Once every line containing "Seyyedrasooli" has been counted, report the total for the data and nothing else.

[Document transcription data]
---

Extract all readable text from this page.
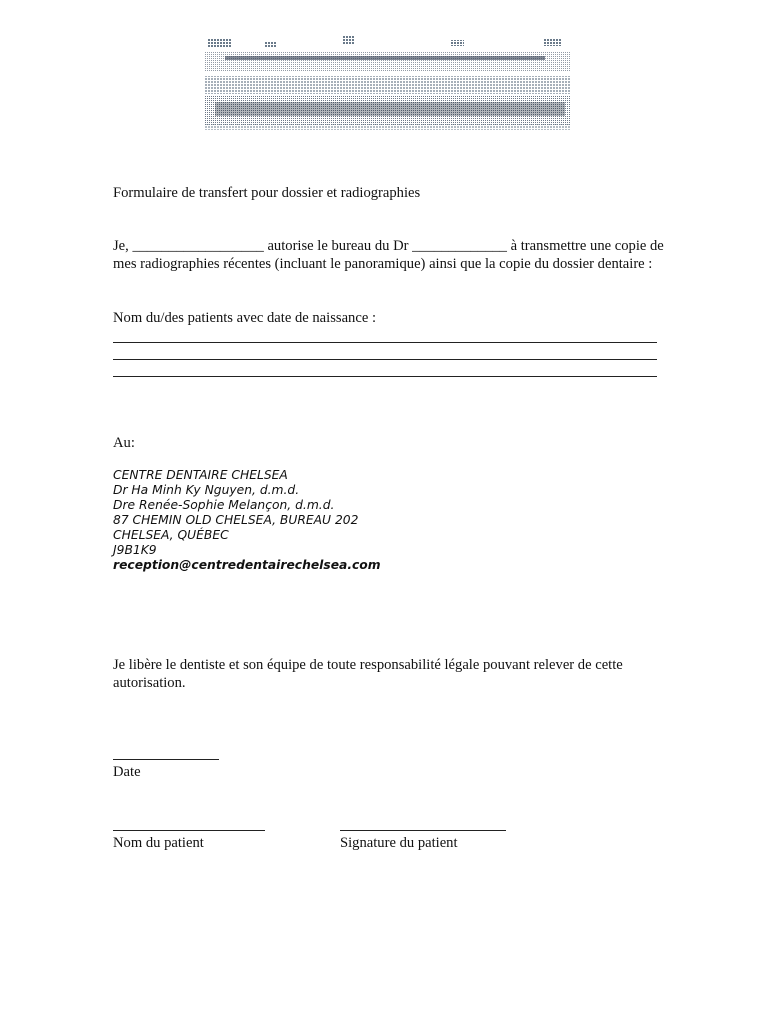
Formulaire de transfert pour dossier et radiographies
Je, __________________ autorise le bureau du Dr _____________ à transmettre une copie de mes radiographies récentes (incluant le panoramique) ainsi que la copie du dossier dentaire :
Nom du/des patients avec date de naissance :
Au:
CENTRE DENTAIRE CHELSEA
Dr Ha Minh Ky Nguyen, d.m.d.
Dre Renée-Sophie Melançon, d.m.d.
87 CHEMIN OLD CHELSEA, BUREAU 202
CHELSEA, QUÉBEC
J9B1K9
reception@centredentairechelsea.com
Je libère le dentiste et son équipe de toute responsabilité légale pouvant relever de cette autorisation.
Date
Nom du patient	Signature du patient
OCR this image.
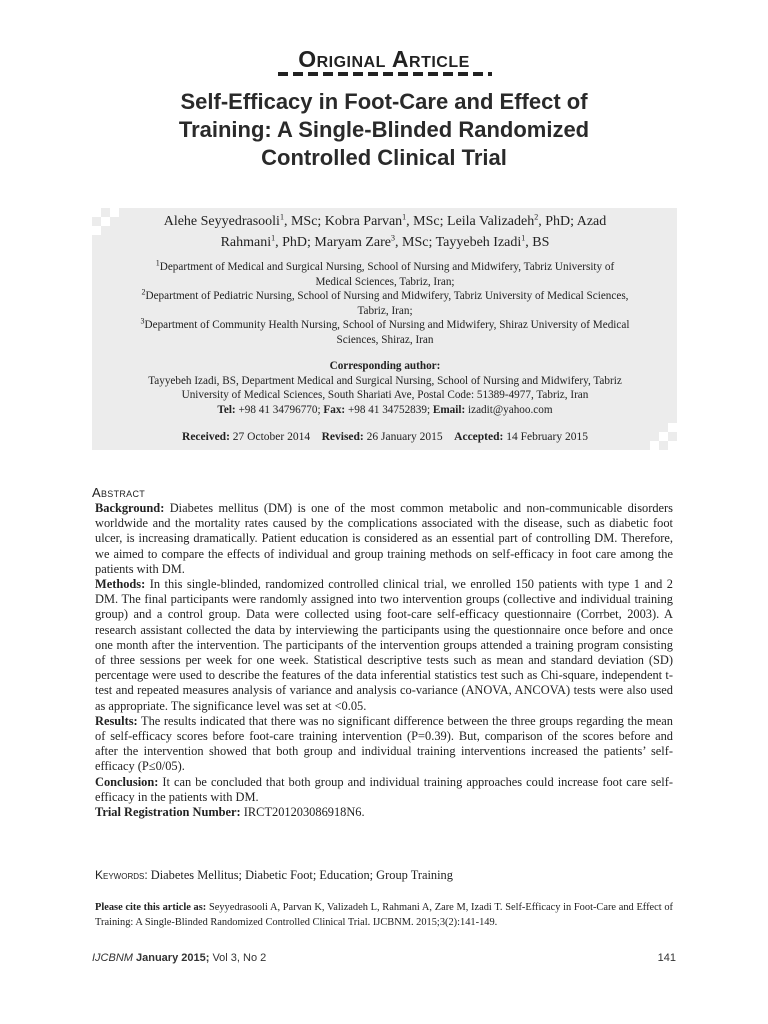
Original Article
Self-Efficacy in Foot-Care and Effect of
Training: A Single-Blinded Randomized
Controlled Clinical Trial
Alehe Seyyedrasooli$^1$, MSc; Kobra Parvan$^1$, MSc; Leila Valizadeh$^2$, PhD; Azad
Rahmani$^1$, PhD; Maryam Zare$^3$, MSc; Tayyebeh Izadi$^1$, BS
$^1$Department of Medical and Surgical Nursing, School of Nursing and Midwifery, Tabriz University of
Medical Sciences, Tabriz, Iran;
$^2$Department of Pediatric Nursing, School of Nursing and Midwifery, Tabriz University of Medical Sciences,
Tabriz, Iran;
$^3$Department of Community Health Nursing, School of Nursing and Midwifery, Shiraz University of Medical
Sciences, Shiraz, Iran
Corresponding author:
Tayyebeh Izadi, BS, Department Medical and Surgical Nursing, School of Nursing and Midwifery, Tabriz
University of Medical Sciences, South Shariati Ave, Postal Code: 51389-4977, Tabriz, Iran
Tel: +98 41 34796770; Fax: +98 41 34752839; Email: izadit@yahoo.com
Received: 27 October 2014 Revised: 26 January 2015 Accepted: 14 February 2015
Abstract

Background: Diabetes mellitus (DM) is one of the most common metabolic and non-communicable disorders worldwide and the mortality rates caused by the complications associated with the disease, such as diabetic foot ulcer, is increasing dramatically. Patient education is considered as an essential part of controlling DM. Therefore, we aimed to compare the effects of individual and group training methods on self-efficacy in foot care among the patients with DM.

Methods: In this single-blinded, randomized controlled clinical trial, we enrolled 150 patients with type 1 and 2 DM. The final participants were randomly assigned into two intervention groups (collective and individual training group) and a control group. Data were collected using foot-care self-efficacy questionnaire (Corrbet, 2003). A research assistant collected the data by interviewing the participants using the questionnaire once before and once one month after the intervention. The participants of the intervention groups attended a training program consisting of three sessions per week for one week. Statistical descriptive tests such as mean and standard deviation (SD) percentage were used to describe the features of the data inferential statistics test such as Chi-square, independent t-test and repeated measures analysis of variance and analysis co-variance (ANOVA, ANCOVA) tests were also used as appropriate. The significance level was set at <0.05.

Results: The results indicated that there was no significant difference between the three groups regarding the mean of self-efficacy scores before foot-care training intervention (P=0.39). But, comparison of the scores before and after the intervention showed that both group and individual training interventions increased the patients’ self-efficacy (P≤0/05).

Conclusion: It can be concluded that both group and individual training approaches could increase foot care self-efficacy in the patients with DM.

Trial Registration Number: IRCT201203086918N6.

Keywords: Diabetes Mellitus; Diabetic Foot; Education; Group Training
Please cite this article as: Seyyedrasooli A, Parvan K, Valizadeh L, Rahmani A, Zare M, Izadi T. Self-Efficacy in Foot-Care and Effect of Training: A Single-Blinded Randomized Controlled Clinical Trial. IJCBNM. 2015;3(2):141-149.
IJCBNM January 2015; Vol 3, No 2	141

---

## OUTPUT OF THE TASK
2